* Excerpt to read
==========

297 N.W. 730 | Minn. | 1941
The findings may be thus summarized: Defendant Harold G. Hansen was the owner of certain unimproved lots in the business section of Benson upon which he desired to erect a store building. Prior to the execution of the $24,000 mortgage, which was to provide the amount needed to pay for the new building, Hansen negotiated leases to become effective upon completion of the structure, the rentals aggregating $350 per month.
On November 1, 1929, Harold and wife executed the $24,000 mortgage, in form a trust deed, whereby they "irrevocably" constituted the trust company "their attorney to demand, collect, receive and sue for all" rents accruing under the leases, the funds so collected to be applied by the trustee in the payment of taxes, interest on the $24,000 loan, and the remainder in reduction of their indebtedness. The trust indenture was given to secure negotiable bonds, 48 in number, each for $500, maturing serially, interest being evidenced by coupons, payable semiannually at six per cent. All sums so collected were to be for the "use and benefit" of the trust company and "of any future owner or holder of bonds thereby secured." On November 18 the trust company executed the instrument, and on the 27th it was duly recorded. Then, on December 30, Harold and wife "directed" in writing the lessees to pay *128 "all rentals" to the trust company. This they did, and until December 17, 1936, this arrangement met with literal compliance. These collections then amounted to $29,625. Disbursements had been made by the trustee in strict conformity with its trust, except that it had withheld from such application $3,662.18, because Thorwald had theretofore, on April 18, 1936, succeeded to the ownership of the mortgaged property from his brother Harold, and Thorwald insisted that the arrangement made between the trust company and Harold was invalid insofar as it authorized the application of rental money toward meeting interest and principal payments upon the original loan. At that time (December 17, 1936), Mr. Bremer became the owner of the securities by appropriate assignment. The principal then had been reduced to $14,000. But there were unpaid matured bonds amounting to $7,000. Mr. Bremer also assumed the duties formerly resting upon his assignor and stepped into its shoes as trustee.
Shortly after the execution of the $24,000 mortgage, Harold and wife executed a mortgage for $2,000 to a bank, later assigned to one Erspamer. During the pendency of this suit that mortgage was foreclosed. (Plaintiffs say in their brief that they have now redeemed from that foreclosure. That perhaps is not important.) Later, the mortgage presently involved was executed by Harold and wife to plaintiffs' assignor. It was given to secure $4,000 but represented in fact obligations of Harold amounting to about $9,000, the new arrangement representing a compromise of the larger debt, the same being reduced to $4,000 upon the strength of the validity of the provisions contained in the first mortgage respecting the gradual retirement and ultimate payment thereof in conformity with its terms.

==========

* Information shown
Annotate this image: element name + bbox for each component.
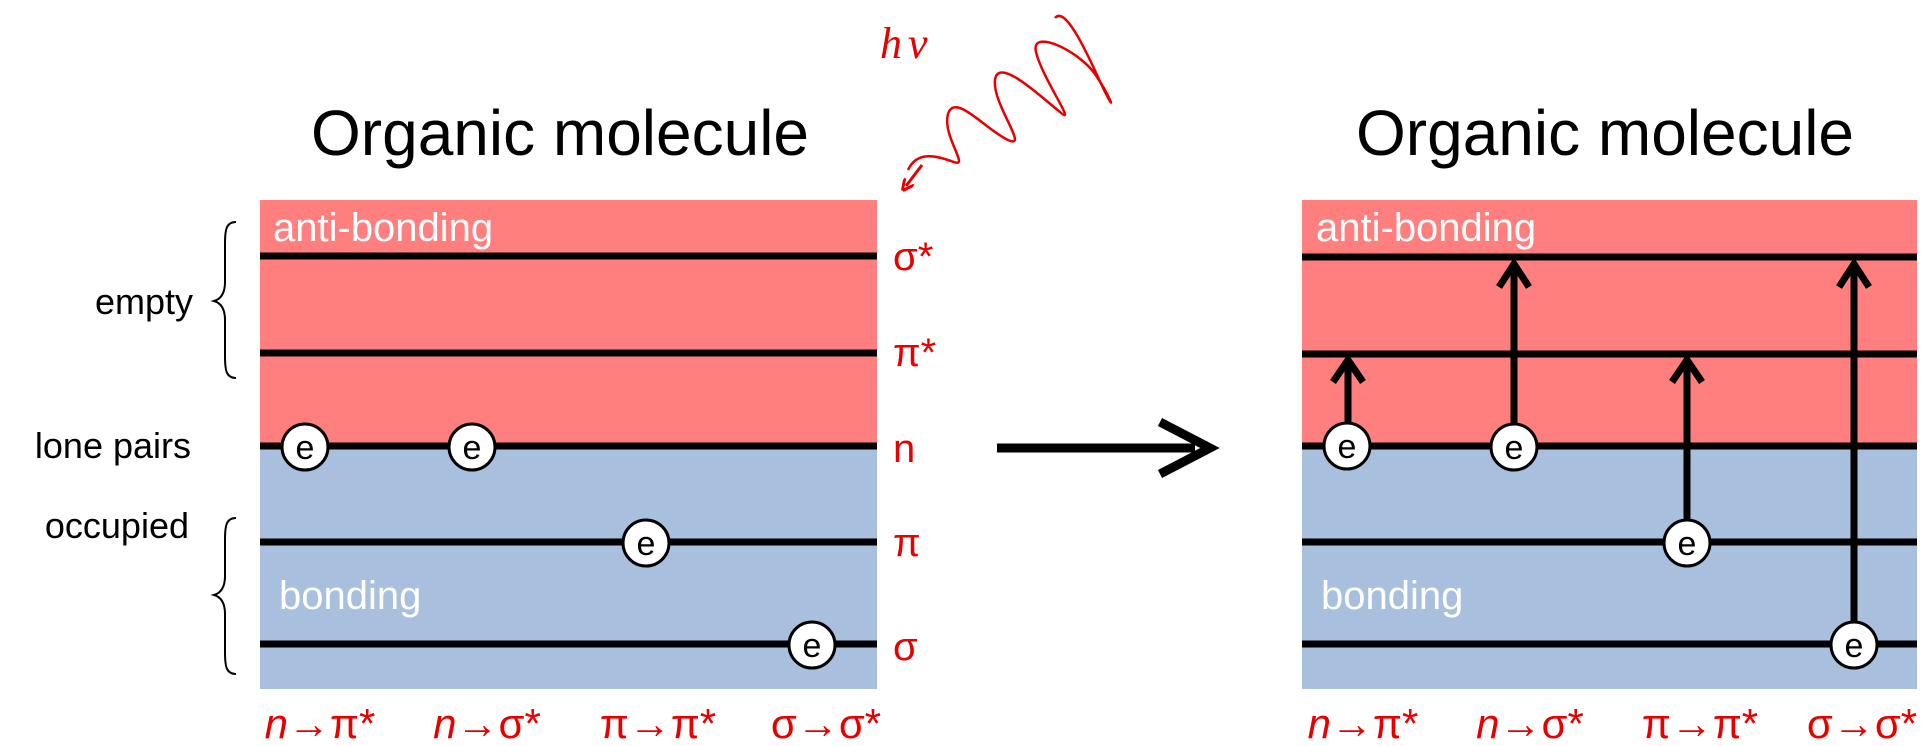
orbital-label-pi-star: π* (893, 331, 936, 375)
transition-label-pi-pi-star: π→π* (600, 700, 716, 746)
transition-label-n-pi-star: n→π* (1308, 700, 1419, 746)
photon-wave-icon (906, 14, 1113, 171)
occupied-brace (210, 517, 237, 675)
empty-label: empty (95, 281, 193, 322)
electron: e (1662, 518, 1712, 568)
orbital-label-pi: π (893, 521, 921, 565)
empty-brace (210, 221, 237, 379)
transition-label-n-sigma-star: n→σ* (1476, 700, 1584, 746)
orbital-label-sigma-star: σ* (893, 235, 933, 279)
transition-label-sigma-sigma-star: σ→σ* (1807, 700, 1917, 746)
right-title: Organic molecule (1356, 97, 1854, 169)
electron: e (1489, 422, 1539, 472)
svg-text:e: e (803, 627, 822, 665)
left-antibonding-region (260, 200, 877, 446)
lone-pairs-label: lone pairs (35, 425, 191, 466)
left-bonding-label: bonding (279, 574, 421, 618)
svg-text:e: e (296, 429, 315, 467)
orbital-label-sigma: σ (893, 625, 918, 669)
right-bonding-label: bonding (1321, 574, 1463, 618)
process-arrow (997, 418, 1220, 478)
excitation-arrow (1836, 257, 1872, 622)
transition-label-n-sigma-star: n→σ* (433, 700, 541, 746)
right-bonding-region (1302, 446, 1917, 689)
right-antibonding-label: anti-bonding (1316, 206, 1536, 250)
excitation-arrow (1496, 257, 1532, 425)
svg-text:e: e (1505, 429, 1524, 467)
orbital-label-n: n (893, 427, 915, 471)
left-title: Organic molecule (311, 97, 809, 169)
svg-text:e: e (1338, 428, 1357, 466)
excitation-arrow (1669, 353, 1705, 521)
left-bonding-region (260, 446, 877, 689)
electron: e (1829, 620, 1879, 670)
occupied-label: occupied (45, 505, 189, 546)
right-panel: Organic molecule anti-bonding bonding (1302, 97, 1917, 746)
svg-text:e: e (463, 429, 482, 467)
electron: e (280, 422, 330, 472)
left-panel: Organic molecule anti-bonding bonding σ*… (35, 97, 936, 746)
svg-text:e: e (1845, 627, 1864, 665)
transition-label-n-pi-star: n→π* (265, 700, 376, 746)
electron: e (621, 518, 671, 568)
electron: e (787, 620, 837, 670)
electron: e (1322, 421, 1372, 471)
svg-text:e: e (637, 525, 656, 563)
transition-label-pi-pi-star: π→π* (1642, 700, 1758, 746)
electron: e (447, 422, 497, 472)
excitation-arrow (1330, 353, 1366, 425)
left-antibonding-label: anti-bonding (273, 206, 493, 250)
svg-text:e: e (1678, 525, 1697, 563)
right-antibonding-region (1302, 200, 1917, 446)
transition-label-sigma-sigma-star: σ→σ* (771, 700, 881, 746)
photon-arrow (906, 164, 924, 186)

==========

* Exercise goal
Write the next part of the 1941 Minnesota court opinion about the mortgage on the Benson store building, starting after its final sentence.

* Result
When Mr. Bremer became the owner of the securities, he entered into a new agreement with Thorwald under the terms of which the original arrangement was so altered as to make applicable to his security only the right to retain from the collections made an amount sufficient to meet taxes, insurance, maintenance, and upkeep. *129 Accordingly, Mr. Bremer turned over to Thorwald $7,824.48 of the collected rentals. Bremer received, up to the time of trial, $15,887.18. Out of this he had paid taxes, insurance, and repairs aggregating $8,062.70, thus leaving the balance mentioned to Thorwald. It is the application of this sum that is the bone of contention.
The court determined that plaintiffs, owners of the $4,000 mortgage, had a right to the application of the rental money in accordance with the arrangement made between the mortgagors and the trust company. There is no question but that Bremer took his assignment and assumed the original duties of the trustee; also that he received from it the $3,662.18 collected by it and not applied, and that he had due notice of plaintiffs' claim that they insisted upon performance of his trust.
1. Under our statute (2 Mason Minn. St. 1927, § 9572) a mortgage of real property is not to be deemed a conveyance so as to enable the owner of the mortgage to recover possession of the real property without foreclosure. Our cases support the statute. Amongst these are Orr v. Bennett,
2. But our cases also hold that a mortgagor may give to his mortgagee a right of possession before foreclosure by agreement subsequent to the mortgage. Ferman v. Lombard Inv. Co.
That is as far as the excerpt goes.